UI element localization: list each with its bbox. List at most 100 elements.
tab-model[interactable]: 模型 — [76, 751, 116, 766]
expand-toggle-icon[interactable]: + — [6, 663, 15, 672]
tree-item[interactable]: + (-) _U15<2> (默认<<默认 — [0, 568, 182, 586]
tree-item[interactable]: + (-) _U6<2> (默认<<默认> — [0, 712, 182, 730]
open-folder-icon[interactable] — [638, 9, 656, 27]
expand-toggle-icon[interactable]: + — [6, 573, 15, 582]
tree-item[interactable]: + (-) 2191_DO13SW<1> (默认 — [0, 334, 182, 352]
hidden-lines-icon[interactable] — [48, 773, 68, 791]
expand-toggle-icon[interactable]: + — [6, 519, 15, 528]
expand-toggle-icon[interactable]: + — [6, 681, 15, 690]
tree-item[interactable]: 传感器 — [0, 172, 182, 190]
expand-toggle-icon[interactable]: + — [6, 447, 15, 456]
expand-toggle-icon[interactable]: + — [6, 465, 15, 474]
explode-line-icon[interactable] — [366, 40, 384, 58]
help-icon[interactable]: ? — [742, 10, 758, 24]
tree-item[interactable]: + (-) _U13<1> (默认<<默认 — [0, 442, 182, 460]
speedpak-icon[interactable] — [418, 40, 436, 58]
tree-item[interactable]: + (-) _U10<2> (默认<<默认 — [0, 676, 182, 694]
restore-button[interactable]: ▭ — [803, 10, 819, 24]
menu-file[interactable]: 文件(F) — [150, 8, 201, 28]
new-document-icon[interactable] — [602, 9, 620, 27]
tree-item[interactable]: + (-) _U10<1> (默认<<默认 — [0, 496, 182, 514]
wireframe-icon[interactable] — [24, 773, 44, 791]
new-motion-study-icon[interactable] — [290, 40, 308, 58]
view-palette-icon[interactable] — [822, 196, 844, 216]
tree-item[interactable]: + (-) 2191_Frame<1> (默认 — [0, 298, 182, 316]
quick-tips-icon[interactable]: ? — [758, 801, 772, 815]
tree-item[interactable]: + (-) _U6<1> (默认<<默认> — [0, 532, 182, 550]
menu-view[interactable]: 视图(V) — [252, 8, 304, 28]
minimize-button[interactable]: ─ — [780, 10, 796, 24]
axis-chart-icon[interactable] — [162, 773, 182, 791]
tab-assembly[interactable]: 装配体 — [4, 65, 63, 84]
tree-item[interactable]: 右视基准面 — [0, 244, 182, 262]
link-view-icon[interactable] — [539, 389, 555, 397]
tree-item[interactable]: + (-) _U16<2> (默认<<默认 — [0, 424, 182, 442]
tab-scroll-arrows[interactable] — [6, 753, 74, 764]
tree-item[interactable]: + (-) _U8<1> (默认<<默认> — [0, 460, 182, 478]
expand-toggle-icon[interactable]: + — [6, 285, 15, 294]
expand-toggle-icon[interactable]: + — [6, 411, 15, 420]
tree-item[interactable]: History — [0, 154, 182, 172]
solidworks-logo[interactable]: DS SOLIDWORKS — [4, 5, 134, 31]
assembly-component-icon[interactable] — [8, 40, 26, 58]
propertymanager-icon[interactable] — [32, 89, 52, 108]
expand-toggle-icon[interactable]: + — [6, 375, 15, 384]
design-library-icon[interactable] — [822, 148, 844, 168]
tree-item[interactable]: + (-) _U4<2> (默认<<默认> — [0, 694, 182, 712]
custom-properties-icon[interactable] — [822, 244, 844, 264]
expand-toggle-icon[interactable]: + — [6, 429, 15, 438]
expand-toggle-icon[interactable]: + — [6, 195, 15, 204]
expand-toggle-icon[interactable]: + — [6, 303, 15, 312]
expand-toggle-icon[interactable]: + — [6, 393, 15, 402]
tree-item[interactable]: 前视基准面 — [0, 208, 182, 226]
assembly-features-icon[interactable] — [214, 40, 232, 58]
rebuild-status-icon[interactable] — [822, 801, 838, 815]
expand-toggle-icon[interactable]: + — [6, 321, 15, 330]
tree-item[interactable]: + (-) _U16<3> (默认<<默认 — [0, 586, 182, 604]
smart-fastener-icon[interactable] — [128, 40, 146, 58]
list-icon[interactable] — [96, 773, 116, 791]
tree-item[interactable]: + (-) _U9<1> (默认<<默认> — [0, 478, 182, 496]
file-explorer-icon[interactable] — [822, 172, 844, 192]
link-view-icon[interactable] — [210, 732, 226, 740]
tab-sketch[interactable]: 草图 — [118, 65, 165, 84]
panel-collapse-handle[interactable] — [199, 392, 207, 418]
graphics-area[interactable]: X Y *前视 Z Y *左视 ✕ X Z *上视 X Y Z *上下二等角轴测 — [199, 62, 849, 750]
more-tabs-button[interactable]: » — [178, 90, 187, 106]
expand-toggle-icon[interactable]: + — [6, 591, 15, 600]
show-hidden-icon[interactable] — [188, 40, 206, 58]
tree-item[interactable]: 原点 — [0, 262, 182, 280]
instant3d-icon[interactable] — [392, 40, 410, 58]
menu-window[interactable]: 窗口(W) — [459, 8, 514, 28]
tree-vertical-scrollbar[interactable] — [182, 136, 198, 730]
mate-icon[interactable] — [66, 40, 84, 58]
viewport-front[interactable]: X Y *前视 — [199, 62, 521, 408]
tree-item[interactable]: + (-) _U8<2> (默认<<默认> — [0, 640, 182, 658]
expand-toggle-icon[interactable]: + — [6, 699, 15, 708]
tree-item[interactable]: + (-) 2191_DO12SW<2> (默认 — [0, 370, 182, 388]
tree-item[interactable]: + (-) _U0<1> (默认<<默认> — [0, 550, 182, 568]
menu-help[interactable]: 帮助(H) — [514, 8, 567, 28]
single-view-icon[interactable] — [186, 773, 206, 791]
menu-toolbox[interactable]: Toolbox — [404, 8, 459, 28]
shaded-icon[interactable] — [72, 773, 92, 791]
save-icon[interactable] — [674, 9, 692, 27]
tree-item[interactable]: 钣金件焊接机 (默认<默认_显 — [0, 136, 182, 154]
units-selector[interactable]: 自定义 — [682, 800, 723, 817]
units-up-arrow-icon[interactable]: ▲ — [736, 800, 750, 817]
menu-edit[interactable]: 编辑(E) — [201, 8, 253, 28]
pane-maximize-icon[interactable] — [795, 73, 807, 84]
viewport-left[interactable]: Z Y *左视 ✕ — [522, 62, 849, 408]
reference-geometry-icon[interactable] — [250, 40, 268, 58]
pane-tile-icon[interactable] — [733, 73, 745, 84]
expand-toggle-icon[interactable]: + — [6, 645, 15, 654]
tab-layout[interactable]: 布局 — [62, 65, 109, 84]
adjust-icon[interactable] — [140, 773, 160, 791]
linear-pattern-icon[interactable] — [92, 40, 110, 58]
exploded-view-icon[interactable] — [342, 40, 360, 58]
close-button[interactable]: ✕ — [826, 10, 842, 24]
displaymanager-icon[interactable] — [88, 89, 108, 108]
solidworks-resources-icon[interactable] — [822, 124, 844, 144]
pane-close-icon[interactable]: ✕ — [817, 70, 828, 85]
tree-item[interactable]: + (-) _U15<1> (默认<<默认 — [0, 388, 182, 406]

====

__SET TASK__
Please write out all of the material above again, character for character, with no changes.

__OUTPUT__
UI element localization: list each with its bbox. List at most 100 elements.
tab-model[interactable]: 模型 — [76, 751, 116, 766]
expand-toggle-icon[interactable]: + — [6, 663, 15, 672]
tree-item[interactable]: + (-) _U15<2> (默认<<默认 — [0, 568, 182, 586]
tree-item[interactable]: + (-) _U6<2> (默认<<默认> — [0, 712, 182, 730]
open-folder-icon[interactable] — [638, 9, 656, 27]
expand-toggle-icon[interactable]: + — [6, 573, 15, 582]
tree-item[interactable]: + (-) 2191_DO13SW<1> (默认 — [0, 334, 182, 352]
hidden-lines-icon[interactable] — [48, 773, 68, 791]
expand-toggle-icon[interactable]: + — [6, 519, 15, 528]
expand-toggle-icon[interactable]: + — [6, 681, 15, 690]
tree-item[interactable]: 传感器 — [0, 172, 182, 190]
expand-toggle-icon[interactable]: + — [6, 447, 15, 456]
expand-toggle-icon[interactable]: + — [6, 465, 15, 474]
explode-line-icon[interactable] — [366, 40, 384, 58]
help-icon[interactable]: ? — [742, 10, 758, 24]
tree-item[interactable]: + (-) _U13<1> (默认<<默认 — [0, 442, 182, 460]
speedpak-icon[interactable] — [418, 40, 436, 58]
tree-item[interactable]: + (-) _U10<2> (默认<<默认 — [0, 676, 182, 694]
restore-button[interactable]: ▭ — [803, 10, 819, 24]
menu-file[interactable]: 文件(F) — [150, 8, 201, 28]
new-document-icon[interactable] — [602, 9, 620, 27]
tree-item[interactable]: + (-) _U10<1> (默认<<默认 — [0, 496, 182, 514]
wireframe-icon[interactable] — [24, 773, 44, 791]
new-motion-study-icon[interactable] — [290, 40, 308, 58]
view-palette-icon[interactable] — [822, 196, 844, 216]
tree-item[interactable]: + (-) 2191_Frame<1> (默认 — [0, 298, 182, 316]
quick-tips-icon[interactable]: ? — [758, 801, 772, 815]
tree-item[interactable]: + (-) _U6<1> (默认<<默认> — [0, 532, 182, 550]
menu-view[interactable]: 视图(V) — [252, 8, 304, 28]
minimize-button[interactable]: ─ — [780, 10, 796, 24]
axis-chart-icon[interactable] — [162, 773, 182, 791]
tab-assembly[interactable]: 装配体 — [4, 65, 63, 84]
tree-item[interactable]: 右视基准面 — [0, 244, 182, 262]
link-view-icon[interactable] — [539, 389, 555, 397]
tree-item[interactable]: + (-) _U16<2> (默认<<默认 — [0, 424, 182, 442]
tab-scroll-arrows[interactable] — [6, 753, 74, 764]
tree-item[interactable]: + (-) _U8<1> (默认<<默认> — [0, 460, 182, 478]
expand-toggle-icon[interactable]: + — [6, 285, 15, 294]
expand-toggle-icon[interactable]: + — [6, 411, 15, 420]
tree-item[interactable]: History — [0, 154, 182, 172]
solidworks-logo[interactable]: DS SOLIDWORKS — [4, 5, 134, 31]
assembly-component-icon[interactable] — [8, 40, 26, 58]
propertymanager-icon[interactable] — [32, 89, 52, 108]
expand-toggle-icon[interactable]: + — [6, 375, 15, 384]
design-library-icon[interactable] — [822, 148, 844, 168]
tree-item[interactable]: + (-) _U4<2> (默认<<默认> — [0, 694, 182, 712]
custom-properties-icon[interactable] — [822, 244, 844, 264]
expand-toggle-icon[interactable]: + — [6, 429, 15, 438]
expand-toggle-icon[interactable]: + — [6, 195, 15, 204]
expand-toggle-icon[interactable]: + — [6, 303, 15, 312]
expand-toggle-icon[interactable]: + — [6, 393, 15, 402]
tree-item[interactable]: 前视基准面 — [0, 208, 182, 226]
assembly-features-icon[interactable] — [214, 40, 232, 58]
rebuild-status-icon[interactable] — [822, 801, 838, 815]
expand-toggle-icon[interactable]: + — [6, 321, 15, 330]
tree-item[interactable]: + (-) _U16<3> (默认<<默认 — [0, 586, 182, 604]
smart-fastener-icon[interactable] — [128, 40, 146, 58]
list-icon[interactable] — [96, 773, 116, 791]
tree-item[interactable]: + (-) _U9<1> (默认<<默认> — [0, 478, 182, 496]
file-explorer-icon[interactable] — [822, 172, 844, 192]
link-view-icon[interactable] — [210, 732, 226, 740]
tab-sketch[interactable]: 草图 — [118, 65, 165, 84]
panel-collapse-handle[interactable] — [199, 392, 207, 418]
graphics-area[interactable]: X Y *前视 Z Y *左视 ✕ X Z *上视 X Y Z *上下二等角轴测 — [199, 62, 849, 750]
more-tabs-button[interactable]: » — [178, 90, 187, 106]
expand-toggle-icon[interactable]: + — [6, 591, 15, 600]
show-hidden-icon[interactable] — [188, 40, 206, 58]
tree-item[interactable]: 原点 — [0, 262, 182, 280]
instant3d-icon[interactable] — [392, 40, 410, 58]
menu-window[interactable]: 窗口(W) — [459, 8, 514, 28]
tree-vertical-scrollbar[interactable] — [182, 136, 198, 730]
mate-icon[interactable] — [66, 40, 84, 58]
viewport-front[interactable]: X Y *前视 — [199, 62, 521, 408]
tree-item[interactable]: + (-) _U8<2> (默认<<默认> — [0, 640, 182, 658]
expand-toggle-icon[interactable]: + — [6, 699, 15, 708]
tree-item[interactable]: + (-) 2191_DO12SW<2> (默认 — [0, 370, 182, 388]
tree-item[interactable]: + (-) _U0<1> (默认<<默认> — [0, 550, 182, 568]
menu-help[interactable]: 帮助(H) — [514, 8, 567, 28]
single-view-icon[interactable] — [186, 773, 206, 791]
menu-toolbox[interactable]: Toolbox — [404, 8, 459, 28]
shaded-icon[interactable] — [72, 773, 92, 791]
save-icon[interactable] — [674, 9, 692, 27]
tree-item[interactable]: 钣金件焊接机 (默认<默认_显 — [0, 136, 182, 154]
units-selector[interactable]: 自定义 — [682, 800, 723, 817]
units-up-arrow-icon[interactable]: ▲ — [736, 800, 750, 817]
menu-edit[interactable]: 编辑(E) — [201, 8, 253, 28]
pane-maximize-icon[interactable] — [795, 73, 807, 84]
viewport-left[interactable]: Z Y *左视 ✕ — [522, 62, 849, 408]
reference-geometry-icon[interactable] — [250, 40, 268, 58]
pane-tile-icon[interactable] — [733, 73, 745, 84]
expand-toggle-icon[interactable]: + — [6, 645, 15, 654]
tab-layout[interactable]: 布局 — [62, 65, 109, 84]
adjust-icon[interactable] — [140, 773, 160, 791]
linear-pattern-icon[interactable] — [92, 40, 110, 58]
exploded-view-icon[interactable] — [342, 40, 360, 58]
close-button[interactable]: ✕ — [826, 10, 842, 24]
displaymanager-icon[interactable] — [88, 89, 108, 108]
solidworks-resources-icon[interactable] — [822, 124, 844, 144]
pane-close-icon[interactable]: ✕ — [817, 70, 828, 85]
tree-item[interactable]: + (-) _U15<1> (默认<<默认 — [0, 388, 182, 406]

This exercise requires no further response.